------ Data to process ------

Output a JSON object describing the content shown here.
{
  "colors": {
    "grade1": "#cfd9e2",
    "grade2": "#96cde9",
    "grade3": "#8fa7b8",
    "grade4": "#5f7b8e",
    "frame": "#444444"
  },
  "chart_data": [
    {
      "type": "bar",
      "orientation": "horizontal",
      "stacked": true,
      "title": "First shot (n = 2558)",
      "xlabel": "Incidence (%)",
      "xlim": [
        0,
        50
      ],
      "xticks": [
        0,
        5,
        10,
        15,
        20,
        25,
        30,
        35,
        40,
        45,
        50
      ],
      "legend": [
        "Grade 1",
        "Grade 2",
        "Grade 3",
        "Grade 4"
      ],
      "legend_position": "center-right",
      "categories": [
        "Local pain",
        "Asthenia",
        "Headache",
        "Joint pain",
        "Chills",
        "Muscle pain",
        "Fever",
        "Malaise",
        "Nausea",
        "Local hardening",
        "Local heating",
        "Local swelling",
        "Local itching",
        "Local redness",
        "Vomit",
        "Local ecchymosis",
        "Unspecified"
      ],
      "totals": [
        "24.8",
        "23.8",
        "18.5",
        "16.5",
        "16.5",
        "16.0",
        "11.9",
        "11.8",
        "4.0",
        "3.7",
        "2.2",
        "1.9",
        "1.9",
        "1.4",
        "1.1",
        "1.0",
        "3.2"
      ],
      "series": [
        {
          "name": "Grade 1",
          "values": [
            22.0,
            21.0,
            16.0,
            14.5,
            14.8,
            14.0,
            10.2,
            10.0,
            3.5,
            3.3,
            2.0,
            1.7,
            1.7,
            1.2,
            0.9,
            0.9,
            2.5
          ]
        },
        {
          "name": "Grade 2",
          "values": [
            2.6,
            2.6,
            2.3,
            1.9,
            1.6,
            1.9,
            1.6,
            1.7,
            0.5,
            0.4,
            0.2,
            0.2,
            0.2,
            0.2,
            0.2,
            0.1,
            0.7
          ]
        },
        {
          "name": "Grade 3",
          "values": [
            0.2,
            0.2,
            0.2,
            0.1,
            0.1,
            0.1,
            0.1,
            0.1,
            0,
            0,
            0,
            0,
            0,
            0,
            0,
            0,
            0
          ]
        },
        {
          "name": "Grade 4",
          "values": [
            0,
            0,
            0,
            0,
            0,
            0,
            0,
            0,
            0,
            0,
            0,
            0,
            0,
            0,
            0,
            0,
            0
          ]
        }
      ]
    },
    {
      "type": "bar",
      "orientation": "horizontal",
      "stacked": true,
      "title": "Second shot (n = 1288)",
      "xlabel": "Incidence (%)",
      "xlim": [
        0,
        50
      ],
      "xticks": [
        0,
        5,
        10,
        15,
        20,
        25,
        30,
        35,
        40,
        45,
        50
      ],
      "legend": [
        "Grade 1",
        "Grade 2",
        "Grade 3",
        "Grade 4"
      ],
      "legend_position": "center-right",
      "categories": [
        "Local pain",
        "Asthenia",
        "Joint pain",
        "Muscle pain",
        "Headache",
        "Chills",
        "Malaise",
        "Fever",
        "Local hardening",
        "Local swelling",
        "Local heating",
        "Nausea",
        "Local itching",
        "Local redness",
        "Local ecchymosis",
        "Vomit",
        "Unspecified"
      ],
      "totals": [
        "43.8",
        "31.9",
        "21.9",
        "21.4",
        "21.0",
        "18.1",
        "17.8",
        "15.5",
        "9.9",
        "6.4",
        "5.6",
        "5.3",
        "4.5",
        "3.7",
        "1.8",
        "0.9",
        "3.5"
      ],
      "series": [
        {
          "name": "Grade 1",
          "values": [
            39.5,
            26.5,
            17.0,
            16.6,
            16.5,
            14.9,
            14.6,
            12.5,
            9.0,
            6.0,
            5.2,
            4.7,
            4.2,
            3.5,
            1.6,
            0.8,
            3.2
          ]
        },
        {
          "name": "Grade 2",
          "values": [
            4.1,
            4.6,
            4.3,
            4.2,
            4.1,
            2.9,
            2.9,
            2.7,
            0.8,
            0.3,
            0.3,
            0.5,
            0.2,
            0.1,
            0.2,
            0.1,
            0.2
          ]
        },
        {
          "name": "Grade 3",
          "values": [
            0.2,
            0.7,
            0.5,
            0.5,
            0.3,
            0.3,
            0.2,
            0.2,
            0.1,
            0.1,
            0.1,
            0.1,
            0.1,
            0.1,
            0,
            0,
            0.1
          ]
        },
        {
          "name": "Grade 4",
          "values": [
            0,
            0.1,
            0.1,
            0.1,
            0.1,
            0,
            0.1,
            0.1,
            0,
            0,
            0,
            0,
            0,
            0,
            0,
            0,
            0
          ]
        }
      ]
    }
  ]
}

------

## Exercise requirements
Tell how many lines in the material above include the word "title", giving the number only.

## Exercise answer
2